## Task description:
Omit all images. Transcribe the rest of the material below exactly.

---- Records supplied

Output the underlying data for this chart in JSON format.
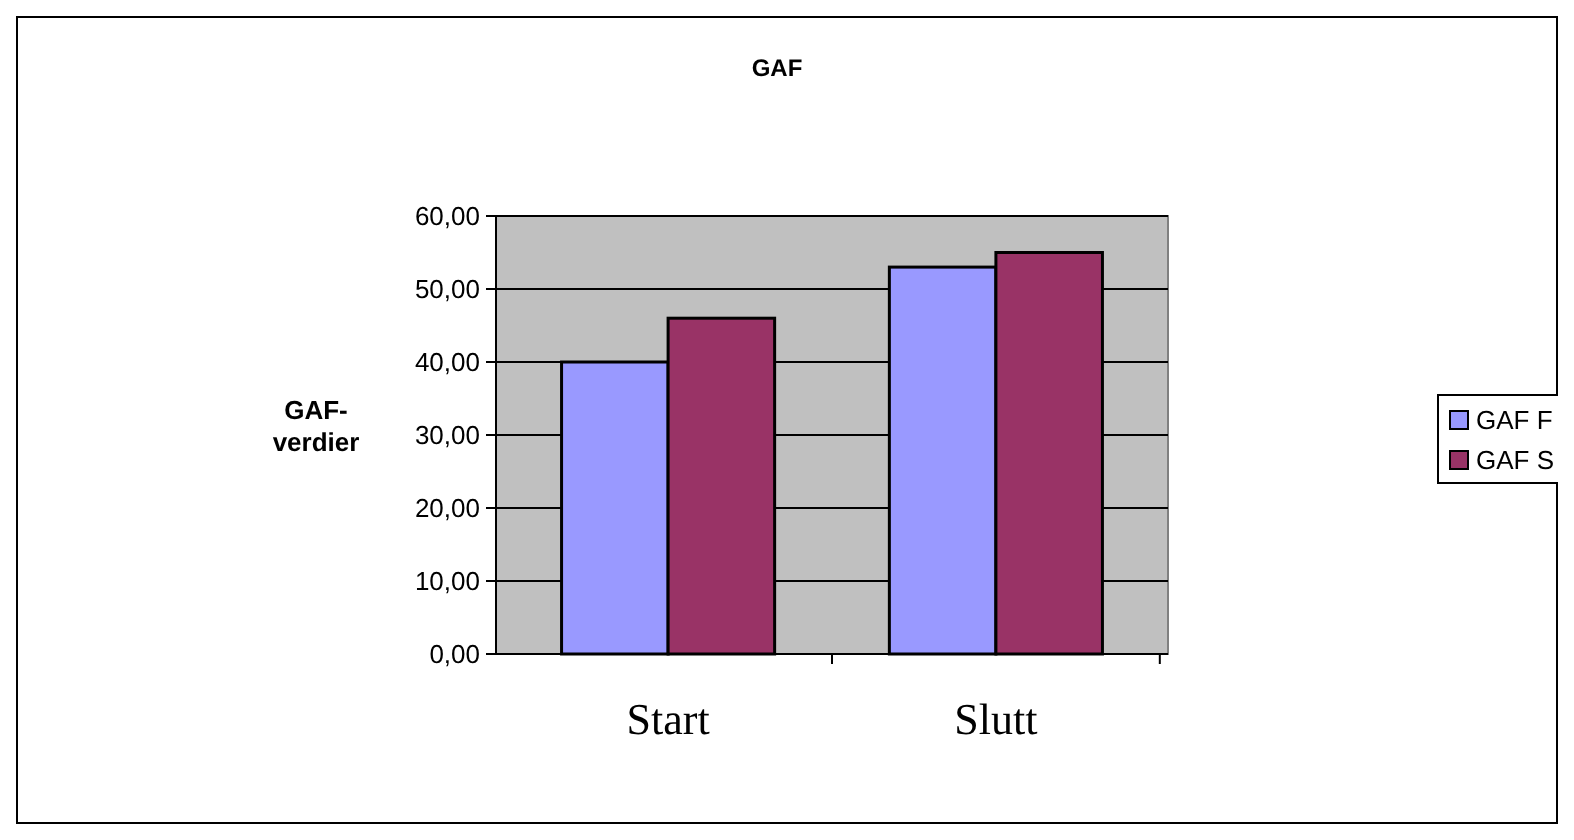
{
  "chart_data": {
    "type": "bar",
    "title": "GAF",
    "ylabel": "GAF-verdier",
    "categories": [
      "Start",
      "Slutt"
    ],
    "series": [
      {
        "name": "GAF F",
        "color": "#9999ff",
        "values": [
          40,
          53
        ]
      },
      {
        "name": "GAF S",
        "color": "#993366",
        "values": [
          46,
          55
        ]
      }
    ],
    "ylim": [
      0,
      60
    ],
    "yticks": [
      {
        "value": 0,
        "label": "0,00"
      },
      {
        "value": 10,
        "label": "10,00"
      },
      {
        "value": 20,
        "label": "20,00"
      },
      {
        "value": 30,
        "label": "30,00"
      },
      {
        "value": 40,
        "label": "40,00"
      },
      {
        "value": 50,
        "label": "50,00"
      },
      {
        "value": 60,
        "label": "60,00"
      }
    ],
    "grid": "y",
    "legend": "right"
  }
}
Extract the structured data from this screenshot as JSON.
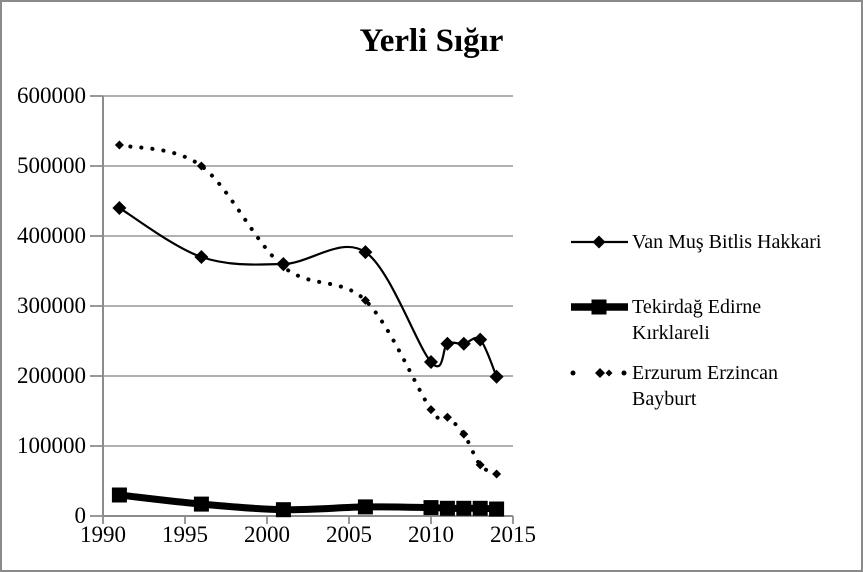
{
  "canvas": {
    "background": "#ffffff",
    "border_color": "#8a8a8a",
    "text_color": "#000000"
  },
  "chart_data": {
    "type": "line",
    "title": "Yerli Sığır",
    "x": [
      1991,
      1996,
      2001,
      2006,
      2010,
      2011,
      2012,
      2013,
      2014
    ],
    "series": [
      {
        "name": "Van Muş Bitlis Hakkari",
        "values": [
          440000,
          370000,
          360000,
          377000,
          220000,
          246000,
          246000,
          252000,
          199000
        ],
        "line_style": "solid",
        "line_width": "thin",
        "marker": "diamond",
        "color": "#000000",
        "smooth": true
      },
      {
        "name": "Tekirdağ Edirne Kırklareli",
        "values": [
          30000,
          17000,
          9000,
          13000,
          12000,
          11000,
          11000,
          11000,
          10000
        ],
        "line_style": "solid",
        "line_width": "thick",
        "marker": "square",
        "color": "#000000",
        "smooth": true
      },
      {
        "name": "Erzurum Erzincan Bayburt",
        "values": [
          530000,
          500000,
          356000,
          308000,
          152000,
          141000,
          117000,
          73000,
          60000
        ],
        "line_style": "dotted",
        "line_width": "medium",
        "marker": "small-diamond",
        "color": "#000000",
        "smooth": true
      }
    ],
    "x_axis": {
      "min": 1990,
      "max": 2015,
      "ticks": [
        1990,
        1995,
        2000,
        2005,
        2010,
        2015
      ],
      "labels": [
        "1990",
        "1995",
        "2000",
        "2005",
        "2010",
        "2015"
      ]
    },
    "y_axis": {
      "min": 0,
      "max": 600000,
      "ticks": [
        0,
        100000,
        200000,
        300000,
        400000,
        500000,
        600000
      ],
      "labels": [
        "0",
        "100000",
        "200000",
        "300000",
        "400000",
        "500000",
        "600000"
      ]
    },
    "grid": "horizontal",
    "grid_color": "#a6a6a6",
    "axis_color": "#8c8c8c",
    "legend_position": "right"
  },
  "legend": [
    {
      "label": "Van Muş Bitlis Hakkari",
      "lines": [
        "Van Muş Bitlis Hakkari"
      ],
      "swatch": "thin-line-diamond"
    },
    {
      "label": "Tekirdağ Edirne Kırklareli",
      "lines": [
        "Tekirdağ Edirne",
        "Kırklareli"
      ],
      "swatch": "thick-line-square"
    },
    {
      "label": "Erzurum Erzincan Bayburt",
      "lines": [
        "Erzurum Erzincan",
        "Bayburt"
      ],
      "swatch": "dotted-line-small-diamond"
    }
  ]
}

--------

## Task answer:
Output the underlying data for this chart in JSON format.
{
  "chart_data": {
    "type": "bar",
    "title": "GAF",
    "ylabel": "GAF-verdier",
    "categories": [
      "Start",
      "Slutt"
    ],
    "series": [
      {
        "name": "GAF F",
        "color": "#9999ff",
        "values": [
          40,
          53
        ]
      },
      {
        "name": "GAF S",
        "color": "#993366",
        "values": [
          46,
          55
        ]
      }
    ],
    "ylim": [
      0,
      60
    ],
    "yticks": [
      {
        "value": 0,
        "label": "0,00"
      },
      {
        "value": 10,
        "label": "10,00"
      },
      {
        "value": 20,
        "label": "20,00"
      },
      {
        "value": 30,
        "label": "30,00"
      },
      {
        "value": 40,
        "label": "40,00"
      },
      {
        "value": 50,
        "label": "50,00"
      },
      {
        "value": 60,
        "label": "60,00"
      }
    ],
    "grid": "y",
    "legend": "right"
  }
}
Extract the structured data from this screenshot as JSON.
{
  "canvas": {
    "background": "#ffffff",
    "border_color": "#8a8a8a",
    "text_color": "#000000"
  },
  "chart_data": {
    "type": "line",
    "title": "Yerli Sığır",
    "x": [
      1991,
      1996,
      2001,
      2006,
      2010,
      2011,
      2012,
      2013,
      2014
    ],
    "series": [
      {
        "name": "Van Muş Bitlis Hakkari",
        "values": [
          440000,
          370000,
          360000,
          377000,
          220000,
          246000,
          246000,
          252000,
          199000
        ],
        "line_style": "solid",
        "line_width": "thin",
        "marker": "diamond",
        "color": "#000000",
        "smooth": true
      },
      {
        "name": "Tekirdağ Edirne Kırklareli",
        "values": [
          30000,
          17000,
          9000,
          13000,
          12000,
          11000,
          11000,
          11000,
          10000
        ],
        "line_style": "solid",
        "line_width": "thick",
        "marker": "square",
        "color": "#000000",
        "smooth": true
      },
      {
        "name": "Erzurum Erzincan Bayburt",
        "values": [
          530000,
          500000,
          356000,
          308000,
          152000,
          141000,
          117000,
          73000,
          60000
        ],
        "line_style": "dotted",
        "line_width": "medium",
        "marker": "small-diamond",
        "color": "#000000",
        "smooth": true
      }
    ],
    "x_axis": {
      "min": 1990,
      "max": 2015,
      "ticks": [
        1990,
        1995,
        2000,
        2005,
        2010,
        2015
      ],
      "labels": [
        "1990",
        "1995",
        "2000",
        "2005",
        "2010",
        "2015"
      ]
    },
    "y_axis": {
      "min": 0,
      "max": 600000,
      "ticks": [
        0,
        100000,
        200000,
        300000,
        400000,
        500000,
        600000
      ],
      "labels": [
        "0",
        "100000",
        "200000",
        "300000",
        "400000",
        "500000",
        "600000"
      ]
    },
    "grid": "horizontal",
    "grid_color": "#a6a6a6",
    "axis_color": "#8c8c8c",
    "legend_position": "right"
  },
  "legend": [
    {
      "label": "Van Muş Bitlis Hakkari",
      "lines": [
        "Van Muş Bitlis Hakkari"
      ],
      "swatch": "thin-line-diamond"
    },
    {
      "label": "Tekirdağ Edirne Kırklareli",
      "lines": [
        "Tekirdağ Edirne",
        "Kırklareli"
      ],
      "swatch": "thick-line-square"
    },
    {
      "label": "Erzurum Erzincan Bayburt",
      "lines": [
        "Erzurum Erzincan",
        "Bayburt"
      ],
      "swatch": "dotted-line-small-diamond"
    }
  ]
}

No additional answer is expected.